▶ [Exercise brief]
Copy out the entries exactly, from the first line to the last.

(Stored data entries)
--------------------

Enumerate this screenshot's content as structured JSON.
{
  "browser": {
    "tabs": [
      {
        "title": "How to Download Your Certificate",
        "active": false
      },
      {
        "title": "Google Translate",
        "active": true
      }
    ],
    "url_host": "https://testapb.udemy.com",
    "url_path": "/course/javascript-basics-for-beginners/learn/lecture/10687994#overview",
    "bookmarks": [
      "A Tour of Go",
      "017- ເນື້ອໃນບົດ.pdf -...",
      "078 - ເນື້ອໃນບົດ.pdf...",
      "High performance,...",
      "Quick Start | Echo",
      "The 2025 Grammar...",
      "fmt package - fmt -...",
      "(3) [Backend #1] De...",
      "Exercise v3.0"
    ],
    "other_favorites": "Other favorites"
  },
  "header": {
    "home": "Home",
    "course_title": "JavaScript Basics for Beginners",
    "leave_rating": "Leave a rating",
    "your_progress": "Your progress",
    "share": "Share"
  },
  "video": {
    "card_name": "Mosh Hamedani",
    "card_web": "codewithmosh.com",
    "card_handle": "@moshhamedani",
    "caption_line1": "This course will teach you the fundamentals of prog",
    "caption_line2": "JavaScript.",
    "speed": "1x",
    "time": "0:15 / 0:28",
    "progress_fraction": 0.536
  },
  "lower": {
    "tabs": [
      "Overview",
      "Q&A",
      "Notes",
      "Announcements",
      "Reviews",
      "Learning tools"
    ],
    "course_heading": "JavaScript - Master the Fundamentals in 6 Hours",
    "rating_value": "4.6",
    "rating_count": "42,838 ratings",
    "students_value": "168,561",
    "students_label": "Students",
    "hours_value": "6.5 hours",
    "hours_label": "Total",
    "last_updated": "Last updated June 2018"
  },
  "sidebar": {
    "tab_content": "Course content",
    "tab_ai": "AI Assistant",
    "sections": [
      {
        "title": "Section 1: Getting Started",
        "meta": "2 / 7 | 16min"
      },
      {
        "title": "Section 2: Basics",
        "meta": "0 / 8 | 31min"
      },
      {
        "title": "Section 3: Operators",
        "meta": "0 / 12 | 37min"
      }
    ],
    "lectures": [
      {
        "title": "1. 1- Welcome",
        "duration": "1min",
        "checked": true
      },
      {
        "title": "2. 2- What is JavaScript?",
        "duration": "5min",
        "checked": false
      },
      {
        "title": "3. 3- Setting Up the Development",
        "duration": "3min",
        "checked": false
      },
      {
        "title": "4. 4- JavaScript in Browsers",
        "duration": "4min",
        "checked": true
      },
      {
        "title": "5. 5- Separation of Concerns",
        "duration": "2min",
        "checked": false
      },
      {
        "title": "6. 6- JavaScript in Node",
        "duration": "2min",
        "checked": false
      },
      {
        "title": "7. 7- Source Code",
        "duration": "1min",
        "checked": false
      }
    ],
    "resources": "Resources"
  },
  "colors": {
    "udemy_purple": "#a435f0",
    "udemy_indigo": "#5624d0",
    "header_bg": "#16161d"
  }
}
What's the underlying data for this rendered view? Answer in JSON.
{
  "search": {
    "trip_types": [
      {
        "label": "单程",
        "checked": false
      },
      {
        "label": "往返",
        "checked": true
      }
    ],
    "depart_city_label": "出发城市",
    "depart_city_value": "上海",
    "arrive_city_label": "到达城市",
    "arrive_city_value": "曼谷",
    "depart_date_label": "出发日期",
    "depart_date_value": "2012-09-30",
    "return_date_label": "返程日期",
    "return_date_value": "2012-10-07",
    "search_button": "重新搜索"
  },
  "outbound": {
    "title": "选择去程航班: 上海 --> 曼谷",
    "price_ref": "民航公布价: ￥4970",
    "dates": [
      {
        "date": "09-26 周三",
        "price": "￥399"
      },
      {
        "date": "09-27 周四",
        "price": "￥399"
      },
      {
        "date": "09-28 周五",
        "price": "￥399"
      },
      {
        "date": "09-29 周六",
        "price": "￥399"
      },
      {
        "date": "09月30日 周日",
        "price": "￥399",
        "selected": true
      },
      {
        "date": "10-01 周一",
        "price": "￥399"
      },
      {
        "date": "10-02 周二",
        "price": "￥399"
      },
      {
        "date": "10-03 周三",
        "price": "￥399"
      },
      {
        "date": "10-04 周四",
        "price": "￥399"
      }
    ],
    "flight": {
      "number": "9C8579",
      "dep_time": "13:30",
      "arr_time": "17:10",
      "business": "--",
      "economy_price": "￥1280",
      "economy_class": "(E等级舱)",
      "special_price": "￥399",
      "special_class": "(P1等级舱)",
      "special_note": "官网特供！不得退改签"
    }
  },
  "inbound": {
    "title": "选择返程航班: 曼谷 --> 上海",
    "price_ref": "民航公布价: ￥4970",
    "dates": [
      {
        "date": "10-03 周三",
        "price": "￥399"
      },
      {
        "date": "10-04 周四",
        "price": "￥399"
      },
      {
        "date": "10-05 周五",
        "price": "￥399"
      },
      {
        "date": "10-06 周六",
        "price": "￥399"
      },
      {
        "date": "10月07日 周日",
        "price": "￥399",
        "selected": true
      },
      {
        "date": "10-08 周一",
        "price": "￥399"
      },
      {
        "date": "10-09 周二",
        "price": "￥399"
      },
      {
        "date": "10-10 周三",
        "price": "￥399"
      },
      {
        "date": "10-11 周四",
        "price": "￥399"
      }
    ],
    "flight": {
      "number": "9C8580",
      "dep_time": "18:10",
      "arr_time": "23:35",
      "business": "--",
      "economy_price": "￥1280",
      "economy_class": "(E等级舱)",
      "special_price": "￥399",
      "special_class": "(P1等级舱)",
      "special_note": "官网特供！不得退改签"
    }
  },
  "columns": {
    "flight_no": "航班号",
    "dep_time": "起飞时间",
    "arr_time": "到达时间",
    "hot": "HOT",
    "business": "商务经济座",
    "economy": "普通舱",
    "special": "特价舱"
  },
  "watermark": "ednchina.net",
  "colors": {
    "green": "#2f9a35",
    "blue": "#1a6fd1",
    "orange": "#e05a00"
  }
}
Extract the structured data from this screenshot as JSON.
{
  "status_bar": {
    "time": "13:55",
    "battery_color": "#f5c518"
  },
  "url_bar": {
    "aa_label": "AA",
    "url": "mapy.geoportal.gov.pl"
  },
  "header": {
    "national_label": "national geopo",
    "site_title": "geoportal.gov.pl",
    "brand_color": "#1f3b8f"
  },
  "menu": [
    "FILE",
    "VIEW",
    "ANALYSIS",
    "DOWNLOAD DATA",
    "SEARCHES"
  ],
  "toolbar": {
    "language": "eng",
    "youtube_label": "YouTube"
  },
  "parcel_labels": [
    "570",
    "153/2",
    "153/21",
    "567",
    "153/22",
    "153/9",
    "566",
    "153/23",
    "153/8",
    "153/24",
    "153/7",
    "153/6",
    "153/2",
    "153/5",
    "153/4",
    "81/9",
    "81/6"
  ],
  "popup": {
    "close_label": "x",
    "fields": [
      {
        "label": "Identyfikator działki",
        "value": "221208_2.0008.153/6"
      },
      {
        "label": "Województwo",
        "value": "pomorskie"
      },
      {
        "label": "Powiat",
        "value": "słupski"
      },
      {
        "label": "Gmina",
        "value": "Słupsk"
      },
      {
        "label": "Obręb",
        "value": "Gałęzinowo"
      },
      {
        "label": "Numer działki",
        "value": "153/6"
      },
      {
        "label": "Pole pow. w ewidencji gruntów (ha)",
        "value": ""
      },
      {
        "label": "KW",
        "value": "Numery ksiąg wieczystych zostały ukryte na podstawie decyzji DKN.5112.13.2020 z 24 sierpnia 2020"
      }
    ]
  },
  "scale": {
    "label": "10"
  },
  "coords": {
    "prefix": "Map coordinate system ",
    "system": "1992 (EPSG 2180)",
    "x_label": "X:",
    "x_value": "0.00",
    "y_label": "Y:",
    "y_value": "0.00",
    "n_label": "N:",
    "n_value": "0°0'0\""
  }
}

--------------------

▶ [Written reply]
Enumerate this screenshot's content as structured JSON.
{
  "browser": {
    "tabs": [
      {
        "title": "How to Download Your Certificate",
        "active": false
      },
      {
        "title": "Google Translate",
        "active": true
      }
    ],
    "url_host": "https://testapb.udemy.com",
    "url_path": "/course/javascript-basics-for-beginners/learn/lecture/10687994#overview",
    "bookmarks": [
      "A Tour of Go",
      "017- ເນື້ອໃນບົດ.pdf -...",
      "078 - ເນື້ອໃນບົດ.pdf...",
      "High performance,...",
      "Quick Start | Echo",
      "The 2025 Grammar...",
      "fmt package - fmt -...",
      "(3) [Backend #1] De...",
      "Exercise v3.0"
    ],
    "other_favorites": "Other favorites"
  },
  "header": {
    "home": "Home",
    "course_title": "JavaScript Basics for Beginners",
    "leave_rating": "Leave a rating",
    "your_progress": "Your progress",
    "share": "Share"
  },
  "video": {
    "card_name": "Mosh Hamedani",
    "card_web": "codewithmosh.com",
    "card_handle": "@moshhamedani",
    "caption_line1": "This course will teach you the fundamentals of prog",
    "caption_line2": "JavaScript.",
    "speed": "1x",
    "time": "0:15 / 0:28",
    "progress_fraction": 0.536
  },
  "lower": {
    "tabs": [
      "Overview",
      "Q&A",
      "Notes",
      "Announcements",
      "Reviews",
      "Learning tools"
    ],
    "course_heading": "JavaScript - Master the Fundamentals in 6 Hours",
    "rating_value": "4.6",
    "rating_count": "42,838 ratings",
    "students_value": "168,561",
    "students_label": "Students",
    "hours_value": "6.5 hours",
    "hours_label": "Total",
    "last_updated": "Last updated June 2018"
  },
  "sidebar": {
    "tab_content": "Course content",
    "tab_ai": "AI Assistant",
    "sections": [
      {
        "title": "Section 1: Getting Started",
        "meta": "2 / 7 | 16min"
      },
      {
        "title": "Section 2: Basics",
        "meta": "0 / 8 | 31min"
      },
      {
        "title": "Section 3: Operators",
        "meta": "0 / 12 | 37min"
      }
    ],
    "lectures": [
      {
        "title": "1. 1- Welcome",
        "duration": "1min",
        "checked": true
      },
      {
        "title": "2. 2- What is JavaScript?",
        "duration": "5min",
        "checked": false
      },
      {
        "title": "3. 3- Setting Up the Development",
        "duration": "3min",
        "checked": false
      },
      {
        "title": "4. 4- JavaScript in Browsers",
        "duration": "4min",
        "checked": true
      },
      {
        "title": "5. 5- Separation of Concerns",
        "duration": "2min",
        "checked": false
      },
      {
        "title": "6. 6- JavaScript in Node",
        "duration": "2min",
        "checked": false
      },
      {
        "title": "7. 7- Source Code",
        "duration": "1min",
        "checked": false
      }
    ],
    "resources": "Resources"
  },
  "colors": {
    "udemy_purple": "#a435f0",
    "udemy_indigo": "#5624d0",
    "header_bg": "#16161d"
  }
}
What's the underlying data for this rendered view? Answer in JSON.
{
  "search": {
    "trip_types": [
      {
        "label": "单程",
        "checked": false
      },
      {
        "label": "往返",
        "checked": true
      }
    ],
    "depart_city_label": "出发城市",
    "depart_city_value": "上海",
    "arrive_city_label": "到达城市",
    "arrive_city_value": "曼谷",
    "depart_date_label": "出发日期",
    "depart_date_value": "2012-09-30",
    "return_date_label": "返程日期",
    "return_date_value": "2012-10-07",
    "search_button": "重新搜索"
  },
  "outbound": {
    "title": "选择去程航班: 上海 --> 曼谷",
    "price_ref": "民航公布价: ￥4970",
    "dates": [
      {
        "date": "09-26 周三",
        "price": "￥399"
      },
      {
        "date": "09-27 周四",
        "price": "￥399"
      },
      {
        "date": "09-28 周五",
        "price": "￥399"
      },
      {
        "date": "09-29 周六",
        "price": "￥399"
      },
      {
        "date": "09月30日 周日",
        "price": "￥399",
        "selected": true
      },
      {
        "date": "10-01 周一",
        "price": "￥399"
      },
      {
        "date": "10-02 周二",
        "price": "￥399"
      },
      {
        "date": "10-03 周三",
        "price": "￥399"
      },
      {
        "date": "10-04 周四",
        "price": "￥399"
      }
    ],
    "flight": {
      "number": "9C8579",
      "dep_time": "13:30",
      "arr_time": "17:10",
      "business": "--",
      "economy_price": "￥1280",
      "economy_class": "(E等级舱)",
      "special_price": "￥399",
      "special_class": "(P1等级舱)",
      "special_note": "官网特供！不得退改签"
    }
  },
  "inbound": {
    "title": "选择返程航班: 曼谷 --> 上海",
    "price_ref": "民航公布价: ￥4970",
    "dates": [
      {
        "date": "10-03 周三",
        "price": "￥399"
      },
      {
        "date": "10-04 周四",
        "price": "￥399"
      },
      {
        "date": "10-05 周五",
        "price": "￥399"
      },
      {
        "date": "10-06 周六",
        "price": "￥399"
      },
      {
        "date": "10月07日 周日",
        "price": "￥399",
        "selected": true
      },
      {
        "date": "10-08 周一",
        "price": "￥399"
      },
      {
        "date": "10-09 周二",
        "price": "￥399"
      },
      {
        "date": "10-10 周三",
        "price": "￥399"
      },
      {
        "date": "10-11 周四",
        "price": "￥399"
      }
    ],
    "flight": {
      "number": "9C8580",
      "dep_time": "18:10",
      "arr_time": "23:35",
      "business": "--",
      "economy_price": "￥1280",
      "economy_class": "(E等级舱)",
      "special_price": "￥399",
      "special_class": "(P1等级舱)",
      "special_note": "官网特供！不得退改签"
    }
  },
  "columns": {
    "flight_no": "航班号",
    "dep_time": "起飞时间",
    "arr_time": "到达时间",
    "hot": "HOT",
    "business": "商务经济座",
    "economy": "普通舱",
    "special": "特价舱"
  },
  "watermark": "ednchina.net",
  "colors": {
    "green": "#2f9a35",
    "blue": "#1a6fd1",
    "orange": "#e05a00"
  }
}
Extract the structured data from this screenshot as JSON.
{
  "status_bar": {
    "time": "13:55",
    "battery_color": "#f5c518"
  },
  "url_bar": {
    "aa_label": "AA",
    "url": "mapy.geoportal.gov.pl"
  },
  "header": {
    "national_label": "national geopo",
    "site_title": "geoportal.gov.pl",
    "brand_color": "#1f3b8f"
  },
  "menu": [
    "FILE",
    "VIEW",
    "ANALYSIS",
    "DOWNLOAD DATA",
    "SEARCHES"
  ],
  "toolbar": {
    "language": "eng",
    "youtube_label": "YouTube"
  },
  "parcel_labels": [
    "570",
    "153/2",
    "153/21",
    "567",
    "153/22",
    "153/9",
    "566",
    "153/23",
    "153/8",
    "153/24",
    "153/7",
    "153/6",
    "153/2",
    "153/5",
    "153/4",
    "81/9",
    "81/6"
  ],
  "popup": {
    "close_label": "x",
    "fields": [
      {
        "label": "Identyfikator działki",
        "value": "221208_2.0008.153/6"
      },
      {
        "label": "Województwo",
        "value": "pomorskie"
      },
      {
        "label": "Powiat",
        "value": "słupski"
      },
      {
        "label": "Gmina",
        "value": "Słupsk"
      },
      {
        "label": "Obręb",
        "value": "Gałęzinowo"
      },
      {
        "label": "Numer działki",
        "value": "153/6"
      },
      {
        "label": "Pole pow. w ewidencji gruntów (ha)",
        "value": ""
      },
      {
        "label": "KW",
        "value": "Numery ksiąg wieczystych zostały ukryte na podstawie decyzji DKN.5112.13.2020 z 24 sierpnia 2020"
      }
    ]
  },
  "scale": {
    "label": "10"
  },
  "coords": {
    "prefix": "Map coordinate system ",
    "system": "1992 (EPSG 2180)",
    "x_label": "X:",
    "x_value": "0.00",
    "y_label": "Y:",
    "y_value": "0.00",
    "n_label": "N:",
    "n_value": "0°0'0\""
  }
}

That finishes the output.